## SET PROBLEM:
Below are records; state how many of their lines hold the word "ground", and give only the figure.

## RAW RECORDS:
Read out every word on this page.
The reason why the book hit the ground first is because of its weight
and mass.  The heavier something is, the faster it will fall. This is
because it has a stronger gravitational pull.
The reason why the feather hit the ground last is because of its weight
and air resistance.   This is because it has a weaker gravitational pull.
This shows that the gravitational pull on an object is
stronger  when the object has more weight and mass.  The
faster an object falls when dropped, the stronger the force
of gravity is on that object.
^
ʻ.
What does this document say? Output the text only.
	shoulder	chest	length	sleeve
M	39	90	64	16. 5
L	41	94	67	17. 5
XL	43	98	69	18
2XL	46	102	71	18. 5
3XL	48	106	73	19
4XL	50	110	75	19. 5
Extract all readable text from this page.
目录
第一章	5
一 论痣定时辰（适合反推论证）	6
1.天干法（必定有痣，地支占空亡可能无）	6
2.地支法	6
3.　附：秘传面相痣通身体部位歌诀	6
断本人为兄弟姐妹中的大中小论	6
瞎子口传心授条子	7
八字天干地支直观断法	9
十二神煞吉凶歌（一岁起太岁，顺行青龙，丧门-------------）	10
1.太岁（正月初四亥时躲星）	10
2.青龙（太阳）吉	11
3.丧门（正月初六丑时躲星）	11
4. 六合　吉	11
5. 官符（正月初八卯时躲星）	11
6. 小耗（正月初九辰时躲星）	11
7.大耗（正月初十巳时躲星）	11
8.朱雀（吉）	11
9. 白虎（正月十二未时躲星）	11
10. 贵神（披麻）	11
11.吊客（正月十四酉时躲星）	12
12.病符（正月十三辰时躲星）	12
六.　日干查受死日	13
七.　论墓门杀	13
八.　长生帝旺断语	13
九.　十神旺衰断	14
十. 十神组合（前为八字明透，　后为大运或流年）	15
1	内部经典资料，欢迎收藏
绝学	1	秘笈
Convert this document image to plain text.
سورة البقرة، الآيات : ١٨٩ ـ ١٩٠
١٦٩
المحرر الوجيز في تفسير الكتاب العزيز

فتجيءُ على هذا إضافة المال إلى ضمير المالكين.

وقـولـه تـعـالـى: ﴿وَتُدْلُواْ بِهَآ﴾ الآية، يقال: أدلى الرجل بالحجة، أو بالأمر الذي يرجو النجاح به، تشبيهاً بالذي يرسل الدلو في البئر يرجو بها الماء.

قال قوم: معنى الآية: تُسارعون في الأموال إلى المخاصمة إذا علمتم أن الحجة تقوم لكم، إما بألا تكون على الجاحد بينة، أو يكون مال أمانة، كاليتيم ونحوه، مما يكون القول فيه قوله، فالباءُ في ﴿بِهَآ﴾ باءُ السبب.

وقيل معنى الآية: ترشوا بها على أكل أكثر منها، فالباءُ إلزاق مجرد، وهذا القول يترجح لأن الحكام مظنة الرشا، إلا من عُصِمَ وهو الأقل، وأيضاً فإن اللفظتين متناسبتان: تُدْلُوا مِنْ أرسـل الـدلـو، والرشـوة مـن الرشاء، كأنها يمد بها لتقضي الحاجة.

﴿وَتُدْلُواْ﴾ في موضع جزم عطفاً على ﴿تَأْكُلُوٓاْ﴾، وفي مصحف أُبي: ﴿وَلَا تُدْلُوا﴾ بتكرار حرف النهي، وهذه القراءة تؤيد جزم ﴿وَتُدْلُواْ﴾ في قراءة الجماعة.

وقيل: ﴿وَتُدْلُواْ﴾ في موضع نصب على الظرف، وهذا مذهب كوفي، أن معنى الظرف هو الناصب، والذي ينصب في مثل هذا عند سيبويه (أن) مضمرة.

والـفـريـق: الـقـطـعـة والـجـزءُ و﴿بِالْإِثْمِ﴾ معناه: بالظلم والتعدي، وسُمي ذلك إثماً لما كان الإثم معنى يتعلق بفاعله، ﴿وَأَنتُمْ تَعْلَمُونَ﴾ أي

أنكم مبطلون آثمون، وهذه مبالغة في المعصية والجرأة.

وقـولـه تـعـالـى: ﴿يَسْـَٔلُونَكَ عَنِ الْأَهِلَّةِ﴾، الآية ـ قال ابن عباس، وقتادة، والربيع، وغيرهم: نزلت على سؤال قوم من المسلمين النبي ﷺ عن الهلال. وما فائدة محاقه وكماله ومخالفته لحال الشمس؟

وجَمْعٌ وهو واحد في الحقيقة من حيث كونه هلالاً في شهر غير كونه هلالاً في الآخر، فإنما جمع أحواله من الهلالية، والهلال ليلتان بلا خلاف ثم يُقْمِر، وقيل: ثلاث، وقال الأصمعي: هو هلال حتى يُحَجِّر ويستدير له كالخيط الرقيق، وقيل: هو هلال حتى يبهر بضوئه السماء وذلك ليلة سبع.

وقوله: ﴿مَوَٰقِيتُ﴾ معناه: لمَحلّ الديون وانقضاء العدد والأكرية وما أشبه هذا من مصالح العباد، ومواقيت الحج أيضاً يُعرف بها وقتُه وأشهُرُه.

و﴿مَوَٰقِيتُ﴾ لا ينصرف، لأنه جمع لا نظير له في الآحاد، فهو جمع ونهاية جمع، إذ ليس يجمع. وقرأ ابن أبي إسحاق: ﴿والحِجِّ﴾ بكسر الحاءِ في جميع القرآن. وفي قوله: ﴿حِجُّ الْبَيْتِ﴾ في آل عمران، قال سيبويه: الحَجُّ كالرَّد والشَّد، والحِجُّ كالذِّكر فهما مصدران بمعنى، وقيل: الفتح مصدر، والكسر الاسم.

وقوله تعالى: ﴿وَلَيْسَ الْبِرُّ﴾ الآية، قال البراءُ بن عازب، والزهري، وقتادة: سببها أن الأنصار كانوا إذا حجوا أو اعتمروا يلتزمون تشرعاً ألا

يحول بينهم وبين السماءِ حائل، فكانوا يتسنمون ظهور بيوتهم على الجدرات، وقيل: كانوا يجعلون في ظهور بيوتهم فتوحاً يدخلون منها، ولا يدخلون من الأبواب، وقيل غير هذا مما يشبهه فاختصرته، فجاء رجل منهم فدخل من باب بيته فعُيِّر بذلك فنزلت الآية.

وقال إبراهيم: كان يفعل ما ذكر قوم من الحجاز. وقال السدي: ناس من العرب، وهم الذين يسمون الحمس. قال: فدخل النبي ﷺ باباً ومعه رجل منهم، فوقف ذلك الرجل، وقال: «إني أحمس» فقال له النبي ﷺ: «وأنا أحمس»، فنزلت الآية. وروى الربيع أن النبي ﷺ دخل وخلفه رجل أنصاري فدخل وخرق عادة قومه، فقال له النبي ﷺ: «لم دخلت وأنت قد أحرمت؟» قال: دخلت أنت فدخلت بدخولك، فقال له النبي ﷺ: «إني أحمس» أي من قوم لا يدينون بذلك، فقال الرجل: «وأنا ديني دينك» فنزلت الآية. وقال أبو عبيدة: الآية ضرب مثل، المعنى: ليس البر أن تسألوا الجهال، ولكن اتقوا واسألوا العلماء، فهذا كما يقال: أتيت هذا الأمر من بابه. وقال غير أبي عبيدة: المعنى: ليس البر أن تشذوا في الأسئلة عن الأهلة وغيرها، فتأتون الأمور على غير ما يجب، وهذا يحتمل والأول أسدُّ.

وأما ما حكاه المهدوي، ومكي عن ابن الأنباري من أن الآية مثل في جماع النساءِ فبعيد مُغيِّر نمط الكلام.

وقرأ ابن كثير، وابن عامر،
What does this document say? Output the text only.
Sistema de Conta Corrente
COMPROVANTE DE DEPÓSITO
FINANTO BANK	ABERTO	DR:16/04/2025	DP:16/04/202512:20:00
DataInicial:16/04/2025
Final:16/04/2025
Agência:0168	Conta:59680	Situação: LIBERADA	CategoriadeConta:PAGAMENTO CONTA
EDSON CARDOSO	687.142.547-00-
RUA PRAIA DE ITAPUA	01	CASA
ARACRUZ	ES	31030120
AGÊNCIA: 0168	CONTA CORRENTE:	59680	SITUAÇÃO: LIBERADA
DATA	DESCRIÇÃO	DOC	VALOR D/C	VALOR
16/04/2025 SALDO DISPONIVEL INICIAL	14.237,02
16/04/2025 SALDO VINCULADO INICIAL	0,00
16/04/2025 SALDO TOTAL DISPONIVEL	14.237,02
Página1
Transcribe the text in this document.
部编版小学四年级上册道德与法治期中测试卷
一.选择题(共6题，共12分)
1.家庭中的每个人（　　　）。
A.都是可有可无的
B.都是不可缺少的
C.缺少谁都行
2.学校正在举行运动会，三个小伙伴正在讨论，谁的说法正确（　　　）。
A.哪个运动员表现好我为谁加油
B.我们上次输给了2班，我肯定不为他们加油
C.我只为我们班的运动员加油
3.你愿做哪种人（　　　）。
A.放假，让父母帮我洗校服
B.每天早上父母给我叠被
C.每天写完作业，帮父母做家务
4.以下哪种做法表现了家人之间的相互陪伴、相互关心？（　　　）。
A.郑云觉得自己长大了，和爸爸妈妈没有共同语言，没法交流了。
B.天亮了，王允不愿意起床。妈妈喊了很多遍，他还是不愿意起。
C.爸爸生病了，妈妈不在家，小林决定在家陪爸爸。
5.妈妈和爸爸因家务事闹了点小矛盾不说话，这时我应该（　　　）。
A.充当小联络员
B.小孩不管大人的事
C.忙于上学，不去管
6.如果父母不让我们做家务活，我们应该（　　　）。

## ANSWER FOR THIS EXERCISE:
2